**What you are asked to do**: Reproduce the items below word for word, from their beginning through the line containing "status-time: 15:30 (6, 3, 37, 17)", including that line.

Records from a dataset
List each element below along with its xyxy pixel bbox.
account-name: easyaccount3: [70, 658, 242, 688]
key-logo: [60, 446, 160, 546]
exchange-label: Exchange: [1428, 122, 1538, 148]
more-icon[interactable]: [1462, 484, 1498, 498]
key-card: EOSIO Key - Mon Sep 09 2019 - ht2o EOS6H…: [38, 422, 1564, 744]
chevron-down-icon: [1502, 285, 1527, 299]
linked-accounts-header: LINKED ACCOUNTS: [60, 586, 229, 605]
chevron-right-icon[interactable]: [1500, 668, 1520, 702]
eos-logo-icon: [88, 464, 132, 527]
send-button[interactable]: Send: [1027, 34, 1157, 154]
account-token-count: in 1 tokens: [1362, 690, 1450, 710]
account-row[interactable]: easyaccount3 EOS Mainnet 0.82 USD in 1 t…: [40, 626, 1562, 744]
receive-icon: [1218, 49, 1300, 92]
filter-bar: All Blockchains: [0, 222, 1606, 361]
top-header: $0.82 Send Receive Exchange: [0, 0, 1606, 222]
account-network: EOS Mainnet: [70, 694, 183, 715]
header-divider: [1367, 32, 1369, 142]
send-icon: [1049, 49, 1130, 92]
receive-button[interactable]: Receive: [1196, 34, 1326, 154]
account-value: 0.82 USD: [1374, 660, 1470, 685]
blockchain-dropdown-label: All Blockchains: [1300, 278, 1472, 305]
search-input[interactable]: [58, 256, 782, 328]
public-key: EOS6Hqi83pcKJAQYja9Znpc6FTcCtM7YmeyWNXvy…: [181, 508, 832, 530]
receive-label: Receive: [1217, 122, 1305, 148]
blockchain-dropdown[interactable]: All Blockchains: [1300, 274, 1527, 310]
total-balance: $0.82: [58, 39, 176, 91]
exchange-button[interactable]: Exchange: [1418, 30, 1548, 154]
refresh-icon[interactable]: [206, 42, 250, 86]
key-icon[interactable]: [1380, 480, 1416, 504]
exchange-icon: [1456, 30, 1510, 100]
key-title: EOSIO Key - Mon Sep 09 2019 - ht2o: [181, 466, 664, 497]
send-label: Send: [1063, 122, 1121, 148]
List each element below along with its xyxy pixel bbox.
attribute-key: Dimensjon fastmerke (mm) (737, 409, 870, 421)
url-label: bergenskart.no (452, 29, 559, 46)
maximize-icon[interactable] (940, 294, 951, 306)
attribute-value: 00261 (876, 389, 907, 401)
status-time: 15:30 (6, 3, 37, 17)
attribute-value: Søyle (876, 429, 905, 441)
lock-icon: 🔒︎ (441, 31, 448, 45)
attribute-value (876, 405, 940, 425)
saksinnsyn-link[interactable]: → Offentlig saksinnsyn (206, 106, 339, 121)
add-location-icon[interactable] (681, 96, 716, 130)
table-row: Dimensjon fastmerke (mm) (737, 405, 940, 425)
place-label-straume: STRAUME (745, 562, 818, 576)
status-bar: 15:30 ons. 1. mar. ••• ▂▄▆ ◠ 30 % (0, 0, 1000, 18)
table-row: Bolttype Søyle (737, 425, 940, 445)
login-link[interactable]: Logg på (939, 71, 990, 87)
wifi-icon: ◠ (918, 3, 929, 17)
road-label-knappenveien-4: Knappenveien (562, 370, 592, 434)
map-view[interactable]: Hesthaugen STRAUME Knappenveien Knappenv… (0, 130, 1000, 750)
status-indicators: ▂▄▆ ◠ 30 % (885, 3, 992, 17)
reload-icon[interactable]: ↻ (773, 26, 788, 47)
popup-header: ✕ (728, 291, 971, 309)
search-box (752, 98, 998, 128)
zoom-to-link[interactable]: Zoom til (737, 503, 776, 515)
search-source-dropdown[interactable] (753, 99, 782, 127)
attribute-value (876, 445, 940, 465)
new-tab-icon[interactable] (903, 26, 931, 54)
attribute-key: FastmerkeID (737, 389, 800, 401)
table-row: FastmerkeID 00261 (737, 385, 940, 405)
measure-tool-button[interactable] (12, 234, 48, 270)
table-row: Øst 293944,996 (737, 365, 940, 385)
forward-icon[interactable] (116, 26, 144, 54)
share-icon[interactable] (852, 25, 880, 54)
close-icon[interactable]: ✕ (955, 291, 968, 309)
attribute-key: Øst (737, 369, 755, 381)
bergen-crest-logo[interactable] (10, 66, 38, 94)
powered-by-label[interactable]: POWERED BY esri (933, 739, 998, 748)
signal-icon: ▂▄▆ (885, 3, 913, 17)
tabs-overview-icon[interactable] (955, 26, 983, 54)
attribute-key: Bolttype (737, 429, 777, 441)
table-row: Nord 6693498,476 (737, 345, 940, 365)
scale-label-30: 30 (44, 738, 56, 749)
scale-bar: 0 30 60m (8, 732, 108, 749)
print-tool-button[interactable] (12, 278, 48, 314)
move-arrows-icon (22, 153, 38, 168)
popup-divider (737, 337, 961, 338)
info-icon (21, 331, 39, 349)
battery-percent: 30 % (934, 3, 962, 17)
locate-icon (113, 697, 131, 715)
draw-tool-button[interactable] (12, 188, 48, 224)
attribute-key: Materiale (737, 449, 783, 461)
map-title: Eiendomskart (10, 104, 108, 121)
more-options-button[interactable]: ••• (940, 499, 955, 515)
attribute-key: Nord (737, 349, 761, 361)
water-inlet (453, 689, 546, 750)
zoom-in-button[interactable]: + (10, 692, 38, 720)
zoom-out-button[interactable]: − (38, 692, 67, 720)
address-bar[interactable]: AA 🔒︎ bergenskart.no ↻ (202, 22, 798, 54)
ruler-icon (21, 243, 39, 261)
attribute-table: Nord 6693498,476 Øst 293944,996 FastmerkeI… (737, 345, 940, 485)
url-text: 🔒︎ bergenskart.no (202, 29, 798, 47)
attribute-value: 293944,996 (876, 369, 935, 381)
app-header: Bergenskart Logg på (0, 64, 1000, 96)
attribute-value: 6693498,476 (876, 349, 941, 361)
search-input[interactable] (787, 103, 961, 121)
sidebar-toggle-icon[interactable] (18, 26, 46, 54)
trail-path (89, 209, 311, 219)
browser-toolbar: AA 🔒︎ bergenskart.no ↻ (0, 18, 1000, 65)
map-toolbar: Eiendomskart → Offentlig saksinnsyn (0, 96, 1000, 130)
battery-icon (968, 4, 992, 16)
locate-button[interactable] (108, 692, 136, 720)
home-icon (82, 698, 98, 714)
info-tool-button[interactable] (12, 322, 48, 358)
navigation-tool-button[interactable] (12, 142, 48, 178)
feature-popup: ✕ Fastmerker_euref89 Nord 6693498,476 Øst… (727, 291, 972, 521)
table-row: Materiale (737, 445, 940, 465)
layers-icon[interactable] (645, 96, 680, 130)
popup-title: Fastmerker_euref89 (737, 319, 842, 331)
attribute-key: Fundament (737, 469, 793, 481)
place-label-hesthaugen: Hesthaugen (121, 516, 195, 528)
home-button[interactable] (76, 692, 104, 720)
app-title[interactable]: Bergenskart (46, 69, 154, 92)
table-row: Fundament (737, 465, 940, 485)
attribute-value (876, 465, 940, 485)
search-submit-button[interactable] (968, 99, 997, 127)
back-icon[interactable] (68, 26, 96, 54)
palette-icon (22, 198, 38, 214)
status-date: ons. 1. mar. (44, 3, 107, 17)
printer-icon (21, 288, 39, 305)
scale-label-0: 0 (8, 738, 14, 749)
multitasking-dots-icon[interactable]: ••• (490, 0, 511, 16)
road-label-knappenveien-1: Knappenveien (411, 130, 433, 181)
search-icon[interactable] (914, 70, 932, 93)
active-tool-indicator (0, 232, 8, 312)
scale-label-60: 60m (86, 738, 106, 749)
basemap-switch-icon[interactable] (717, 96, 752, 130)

**Expected answer**:
List each element below along with its xyxy pixel bbox.
account-name: easyaccount3: [70, 658, 242, 688]
key-logo: [60, 446, 160, 546]
exchange-label: Exchange: [1428, 122, 1538, 148]
more-icon[interactable]: [1462, 484, 1498, 498]
key-card: EOSIO Key - Mon Sep 09 2019 - ht2o EOS6H…: [38, 422, 1564, 744]
chevron-down-icon: [1502, 285, 1527, 299]
linked-accounts-header: LINKED ACCOUNTS: [60, 586, 229, 605]
chevron-right-icon[interactable]: [1500, 668, 1520, 702]
eos-logo-icon: [88, 464, 132, 527]
send-button[interactable]: Send: [1027, 34, 1157, 154]
account-token-count: in 1 tokens: [1362, 690, 1450, 710]
account-row[interactable]: easyaccount3 EOS Mainnet 0.82 USD in 1 t…: [40, 626, 1562, 744]
receive-icon: [1218, 49, 1300, 92]
filter-bar: All Blockchains: [0, 222, 1606, 361]
top-header: $0.82 Send Receive Exchange: [0, 0, 1606, 222]
account-network: EOS Mainnet: [70, 694, 183, 715]
header-divider: [1367, 32, 1369, 142]
send-icon: [1049, 49, 1130, 92]
receive-button[interactable]: Receive: [1196, 34, 1326, 154]
account-value: 0.82 USD: [1374, 660, 1470, 685]
blockchain-dropdown-label: All Blockchains: [1300, 278, 1472, 305]
search-input[interactable]: [58, 256, 782, 328]
public-key: EOS6Hqi83pcKJAQYja9Znpc6FTcCtM7YmeyWNXvy…: [181, 508, 832, 530]
receive-label: Receive: [1217, 122, 1305, 148]
blockchain-dropdown[interactable]: All Blockchains: [1300, 274, 1527, 310]
total-balance: $0.82: [58, 39, 176, 91]
exchange-button[interactable]: Exchange: [1418, 30, 1548, 154]
refresh-icon[interactable]: [206, 42, 250, 86]
key-icon[interactable]: [1380, 480, 1416, 504]
exchange-icon: [1456, 30, 1510, 100]
key-title: EOSIO Key - Mon Sep 09 2019 - ht2o: [181, 466, 664, 497]
send-label: Send: [1063, 122, 1121, 148]
List each element below along with its xyxy pixel bbox.
attribute-key: Dimensjon fastmerke (mm) (737, 409, 870, 421)
url-label: bergenskart.no (452, 29, 559, 46)
maximize-icon[interactable] (940, 294, 951, 306)
attribute-value: 00261 (876, 389, 907, 401)
status-time: 15:30 (6, 3, 37, 17)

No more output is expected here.